■ TASK STATEMENT
Return only the lines starting at the line that contains "Extract all readable text from this page." and ending with the final line of the listing; include both endpoints.

┌──

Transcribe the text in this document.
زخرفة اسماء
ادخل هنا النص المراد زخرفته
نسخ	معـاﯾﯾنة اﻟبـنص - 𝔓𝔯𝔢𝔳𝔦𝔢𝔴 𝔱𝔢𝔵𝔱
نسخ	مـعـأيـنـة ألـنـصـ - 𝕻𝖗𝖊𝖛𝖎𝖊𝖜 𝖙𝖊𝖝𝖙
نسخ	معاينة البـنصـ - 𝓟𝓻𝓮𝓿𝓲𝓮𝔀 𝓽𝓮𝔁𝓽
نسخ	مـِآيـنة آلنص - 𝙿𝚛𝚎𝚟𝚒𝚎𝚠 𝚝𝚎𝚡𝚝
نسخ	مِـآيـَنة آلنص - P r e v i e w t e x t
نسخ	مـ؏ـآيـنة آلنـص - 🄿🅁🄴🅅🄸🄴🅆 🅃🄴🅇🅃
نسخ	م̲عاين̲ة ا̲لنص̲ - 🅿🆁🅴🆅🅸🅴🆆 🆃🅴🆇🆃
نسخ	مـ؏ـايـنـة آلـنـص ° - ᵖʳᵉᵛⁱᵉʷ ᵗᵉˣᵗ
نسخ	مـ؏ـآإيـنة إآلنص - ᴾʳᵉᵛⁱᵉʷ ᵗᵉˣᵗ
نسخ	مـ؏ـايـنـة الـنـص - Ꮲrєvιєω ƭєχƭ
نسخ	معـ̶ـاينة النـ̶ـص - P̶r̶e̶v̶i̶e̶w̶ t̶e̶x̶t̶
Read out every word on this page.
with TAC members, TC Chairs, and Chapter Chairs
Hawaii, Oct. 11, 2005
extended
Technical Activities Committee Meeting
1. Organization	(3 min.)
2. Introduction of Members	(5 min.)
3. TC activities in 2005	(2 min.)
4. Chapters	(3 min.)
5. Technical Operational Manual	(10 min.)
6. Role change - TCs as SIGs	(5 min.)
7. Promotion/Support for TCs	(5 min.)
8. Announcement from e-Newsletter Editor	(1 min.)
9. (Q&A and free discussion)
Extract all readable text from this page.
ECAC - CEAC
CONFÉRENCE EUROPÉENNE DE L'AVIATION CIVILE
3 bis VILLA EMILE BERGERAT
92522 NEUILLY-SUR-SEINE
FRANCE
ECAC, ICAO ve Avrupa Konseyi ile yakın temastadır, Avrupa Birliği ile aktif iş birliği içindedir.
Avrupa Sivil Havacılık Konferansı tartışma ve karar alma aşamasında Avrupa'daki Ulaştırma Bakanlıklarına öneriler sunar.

└──

■ WRITTEN ANSWER
Extract all readable text from this page.
ECAC - CEAC
CONFÉRENCE EUROPÉENNE DE L'AVIATION CIVILE
3 bis VILLA EMILE BERGERAT
92522 NEUILLY-SUR-SEINE
FRANCE
ECAC, ICAO ve Avrupa Konseyi ile yakın temastadır, Avrupa Birliği ile aktif iş birliği içindedir.
Avrupa Sivil Havacılık Konferansı tartışma ve karar alma aşamasında Avrupa'daki Ulaştırma Bakanlıklarına öneriler sunar.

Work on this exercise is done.